Stored entries:
═══

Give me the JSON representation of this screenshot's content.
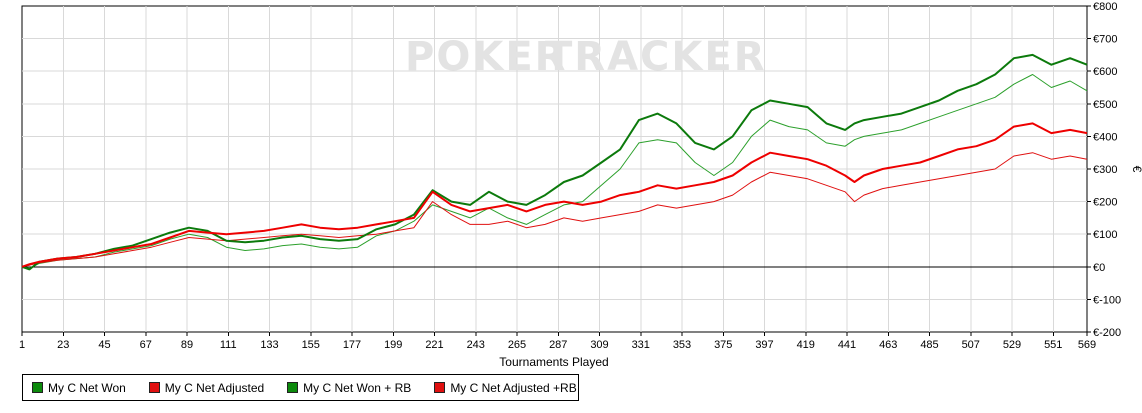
{
  "watermark": {
    "left": "POKER",
    "right": "TRACKER"
  },
  "chart_data": {
    "type": "line",
    "xlabel": "Tournaments Played",
    "ylabel": "€",
    "xlim": [
      1,
      569
    ],
    "ylim": [
      -200,
      800
    ],
    "x_ticks": [
      1,
      23,
      45,
      67,
      89,
      111,
      133,
      155,
      177,
      199,
      221,
      243,
      265,
      287,
      309,
      331,
      353,
      375,
      397,
      419,
      441,
      463,
      485,
      507,
      529,
      551,
      569
    ],
    "y_ticks": [
      800,
      700,
      600,
      500,
      400,
      300,
      200,
      100,
      0,
      -100,
      -200
    ],
    "y_tick_labels": [
      "€800",
      "€700",
      "€600",
      "€500",
      "€400",
      "€300",
      "€200",
      "€100",
      "€0",
      "€-100",
      "€-200"
    ],
    "grid": true,
    "legend_position": "bottom-left",
    "x": [
      1,
      5,
      10,
      20,
      30,
      40,
      50,
      60,
      70,
      80,
      90,
      100,
      110,
      120,
      130,
      140,
      150,
      160,
      170,
      180,
      190,
      200,
      210,
      220,
      230,
      240,
      250,
      260,
      270,
      280,
      290,
      300,
      310,
      320,
      330,
      340,
      350,
      360,
      370,
      380,
      390,
      400,
      410,
      420,
      430,
      440,
      445,
      450,
      460,
      470,
      480,
      490,
      500,
      510,
      520,
      530,
      540,
      550,
      560,
      569
    ],
    "series": [
      {
        "name": "My C Net Won",
        "color": "#2ca02c",
        "width": 1,
        "values": [
          0,
          -5,
          10,
          20,
          25,
          30,
          45,
          55,
          65,
          85,
          100,
          90,
          60,
          50,
          55,
          65,
          70,
          60,
          55,
          60,
          95,
          110,
          140,
          190,
          170,
          150,
          180,
          150,
          130,
          160,
          190,
          200,
          250,
          300,
          380,
          390,
          380,
          320,
          280,
          320,
          400,
          450,
          430,
          420,
          380,
          370,
          390,
          400,
          410,
          420,
          440,
          460,
          480,
          500,
          520,
          560,
          590,
          550,
          570,
          540
        ]
      },
      {
        "name": "My C Net Adjusted",
        "color": "#e01010",
        "width": 1,
        "values": [
          0,
          5,
          12,
          20,
          25,
          30,
          40,
          50,
          60,
          75,
          90,
          85,
          80,
          85,
          90,
          95,
          100,
          95,
          90,
          95,
          100,
          110,
          120,
          200,
          160,
          130,
          130,
          140,
          120,
          130,
          150,
          140,
          150,
          160,
          170,
          190,
          180,
          190,
          200,
          220,
          260,
          290,
          280,
          270,
          250,
          230,
          200,
          220,
          240,
          250,
          260,
          270,
          280,
          290,
          300,
          340,
          350,
          330,
          340,
          330
        ]
      },
      {
        "name": "My C Net Won + RB",
        "color": "#0c7a0c",
        "width": 2,
        "values": [
          0,
          -8,
          15,
          25,
          30,
          40,
          55,
          65,
          85,
          105,
          120,
          110,
          80,
          75,
          80,
          90,
          95,
          85,
          80,
          85,
          115,
          130,
          160,
          235,
          200,
          190,
          230,
          200,
          190,
          220,
          260,
          280,
          320,
          360,
          450,
          470,
          440,
          380,
          360,
          400,
          480,
          510,
          500,
          490,
          440,
          420,
          440,
          450,
          460,
          470,
          490,
          510,
          540,
          560,
          590,
          640,
          650,
          620,
          640,
          620
        ]
      },
      {
        "name": "My C Net Adjusted +RB",
        "color": "#ee0000",
        "width": 2,
        "values": [
          0,
          8,
          15,
          25,
          30,
          40,
          50,
          60,
          70,
          90,
          110,
          105,
          100,
          105,
          110,
          120,
          130,
          120,
          115,
          120,
          130,
          140,
          150,
          230,
          190,
          170,
          180,
          190,
          170,
          190,
          200,
          190,
          200,
          220,
          230,
          250,
          240,
          250,
          260,
          280,
          320,
          350,
          340,
          330,
          310,
          280,
          260,
          280,
          300,
          310,
          320,
          340,
          360,
          370,
          390,
          430,
          440,
          410,
          420,
          410
        ]
      }
    ]
  }
}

═══

Pull out all lines from the entries above that include the word "Adjusted".

ANSWER FOR THIS EXERCISE:
        "name": "My C Net Adjusted",
        "name": "My C Net Adjusted +RB",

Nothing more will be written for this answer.